** Start of Materials provided **
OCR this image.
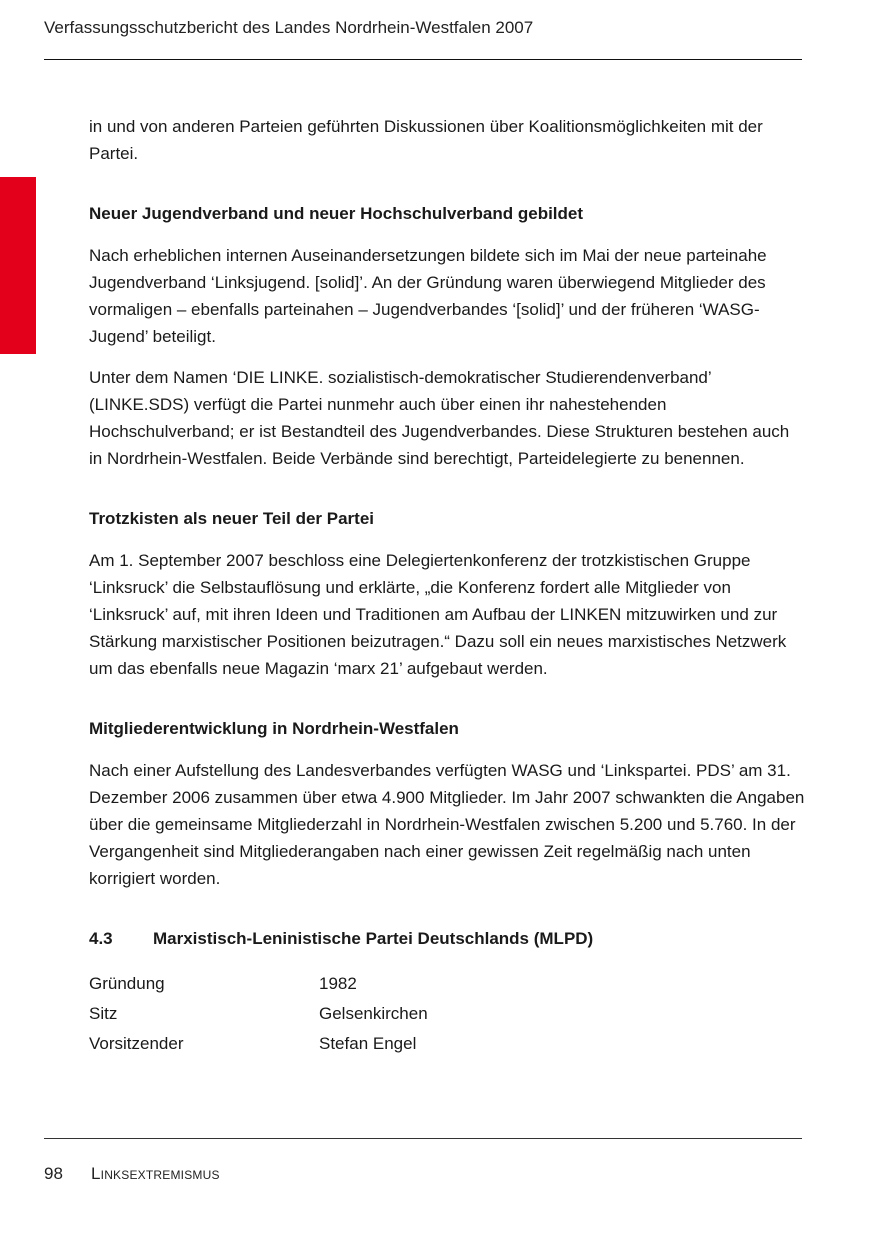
Verfassungsschutzbericht des Landes Nordrhein-Westfalen 2007

in und von anderen Parteien geführten Diskussionen über Koalitionsmöglichkeiten mit der Partei.

Neuer Jugendverband und neuer Hochschulverband gebildet

Nach erheblichen internen Auseinandersetzungen bildete sich im Mai der neue parteinahe Jugendverband ‘Linksjugend. [solid]’. An der Gründung waren überwiegend Mitglieder des vormaligen – ebenfalls parteinahen – Jugendverbandes ‘[solid]’ und der früheren ‘WASG-Jugend’ beteiligt.

Unter dem Namen ‘DIE LINKE. sozialistisch-demokratischer Studierendenverband’ (LINKE.SDS) verfügt die Partei nunmehr auch über einen ihr nahestehenden Hochschulverband; er ist Bestandteil des Jugendverbandes. Diese Strukturen bestehen auch in Nordrhein-Westfalen. Beide Verbände sind berechtigt, Parteidelegierte zu benennen.

Trotzkisten als neuer Teil der Partei

Am 1. September 2007 beschloss eine Delegiertenkonferenz der trotzkistischen Gruppe ‘Linksruck’ die Selbstauflösung und erklärte, „die Konferenz fordert alle Mitglieder von ‘Linksruck’ auf, mit ihren Ideen und Traditionen am Aufbau der LINKEN mitzuwirken und zur Stärkung marxistischer Positionen beizutragen.“ Dazu soll ein neues marxistisches Netzwerk um das ebenfalls neue Magazin ‘marx 21’ aufgebaut werden.

Mitgliederentwicklung in Nordrhein-Westfalen

Nach einer Aufstellung des Landesverbandes verfügten WASG und ‘Linkspartei. PDS’ am 31. Dezember 2006 zusammen über etwa 4.900 Mitglieder. Im Jahr 2007 schwankten die Angaben über die gemeinsame Mitgliederzahl in Nordrhein-Westfalen zwischen 5.200 und 5.760. In der Vergangenheit sind Mitgliederangaben nach einer gewissen Zeit regelmäßig nach unten korrigiert worden.

4.3	Marxistisch-Leninistische Partei Deutschlands (MLPD)
Gründung	1982
Sitz	Gelsenkirchen
Vorsitzender	Stefan Engel
98	Linksextremismus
** End of Materials provided **
**Stated task:**
Look through the listing and extract every line with "Gründung" in it.

**Answer below:**
Nach erheblichen internen Auseinandersetzungen bildete sich im Mai der neue parteinahe Jugendverband ‘Linksjugend. [solid]’. An der Gründung waren überwiegend Mitglieder des vormaligen – ebenfalls parteinahen – Jugendverbandes ‘[solid]’ und der früheren ‘WASG-Jugend’ beteiligt.
Gründung	1982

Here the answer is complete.